## REQUEST:
Keep every line where the word "Composta" appears; drop the rest.

## DATASET EXCERPTS:
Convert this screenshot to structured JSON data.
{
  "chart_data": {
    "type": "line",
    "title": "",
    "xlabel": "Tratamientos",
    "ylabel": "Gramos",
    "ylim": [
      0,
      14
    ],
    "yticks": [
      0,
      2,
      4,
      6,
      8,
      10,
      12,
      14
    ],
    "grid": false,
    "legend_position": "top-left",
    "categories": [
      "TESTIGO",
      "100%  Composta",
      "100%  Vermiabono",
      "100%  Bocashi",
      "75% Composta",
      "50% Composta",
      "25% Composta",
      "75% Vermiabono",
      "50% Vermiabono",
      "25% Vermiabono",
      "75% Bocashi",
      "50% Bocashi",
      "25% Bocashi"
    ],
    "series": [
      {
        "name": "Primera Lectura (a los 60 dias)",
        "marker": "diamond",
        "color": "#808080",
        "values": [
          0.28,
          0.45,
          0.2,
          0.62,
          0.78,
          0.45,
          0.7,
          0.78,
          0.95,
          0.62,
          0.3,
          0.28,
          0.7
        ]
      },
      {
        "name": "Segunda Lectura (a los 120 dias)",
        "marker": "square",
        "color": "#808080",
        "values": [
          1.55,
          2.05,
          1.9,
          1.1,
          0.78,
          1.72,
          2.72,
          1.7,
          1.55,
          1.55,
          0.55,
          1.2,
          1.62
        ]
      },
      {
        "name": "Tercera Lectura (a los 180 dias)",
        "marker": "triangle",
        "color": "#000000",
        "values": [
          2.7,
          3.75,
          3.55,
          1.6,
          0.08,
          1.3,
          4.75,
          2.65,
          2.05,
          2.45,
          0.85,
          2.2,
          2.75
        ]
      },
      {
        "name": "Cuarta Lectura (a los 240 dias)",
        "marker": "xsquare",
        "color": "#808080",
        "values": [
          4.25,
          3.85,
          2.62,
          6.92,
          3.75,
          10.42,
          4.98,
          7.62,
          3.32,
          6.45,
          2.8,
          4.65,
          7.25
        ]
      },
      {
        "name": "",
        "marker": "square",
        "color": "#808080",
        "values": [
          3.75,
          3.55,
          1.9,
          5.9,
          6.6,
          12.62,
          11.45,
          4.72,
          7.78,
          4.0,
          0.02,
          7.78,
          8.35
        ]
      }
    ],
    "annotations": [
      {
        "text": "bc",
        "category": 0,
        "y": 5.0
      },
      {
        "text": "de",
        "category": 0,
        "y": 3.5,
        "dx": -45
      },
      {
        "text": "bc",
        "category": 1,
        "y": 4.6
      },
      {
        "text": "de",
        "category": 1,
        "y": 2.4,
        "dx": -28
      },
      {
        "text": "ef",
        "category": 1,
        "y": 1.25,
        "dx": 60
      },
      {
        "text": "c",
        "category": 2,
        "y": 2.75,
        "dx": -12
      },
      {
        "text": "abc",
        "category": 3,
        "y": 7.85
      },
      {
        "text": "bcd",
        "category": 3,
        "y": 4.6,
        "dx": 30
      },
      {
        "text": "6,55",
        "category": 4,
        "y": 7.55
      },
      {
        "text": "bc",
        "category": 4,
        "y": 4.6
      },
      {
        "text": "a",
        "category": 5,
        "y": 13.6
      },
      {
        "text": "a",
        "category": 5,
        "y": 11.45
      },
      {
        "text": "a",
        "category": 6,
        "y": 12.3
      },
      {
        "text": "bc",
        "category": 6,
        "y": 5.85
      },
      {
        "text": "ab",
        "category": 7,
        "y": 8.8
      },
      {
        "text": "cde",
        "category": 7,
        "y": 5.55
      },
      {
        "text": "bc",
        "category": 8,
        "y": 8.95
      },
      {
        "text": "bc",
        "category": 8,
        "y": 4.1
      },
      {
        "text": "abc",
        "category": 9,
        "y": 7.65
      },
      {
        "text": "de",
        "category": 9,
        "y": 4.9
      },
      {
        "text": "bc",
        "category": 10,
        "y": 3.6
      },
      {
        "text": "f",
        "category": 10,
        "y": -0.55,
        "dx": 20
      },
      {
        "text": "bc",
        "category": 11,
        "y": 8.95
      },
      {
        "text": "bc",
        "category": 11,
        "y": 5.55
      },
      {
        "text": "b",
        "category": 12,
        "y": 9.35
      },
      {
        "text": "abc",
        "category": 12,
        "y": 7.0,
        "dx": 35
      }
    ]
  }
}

## ANSWER TO THIS EXERCISE:
      "100%  Composta",
      "75% Composta",
      "50% Composta",
      "25% Composta",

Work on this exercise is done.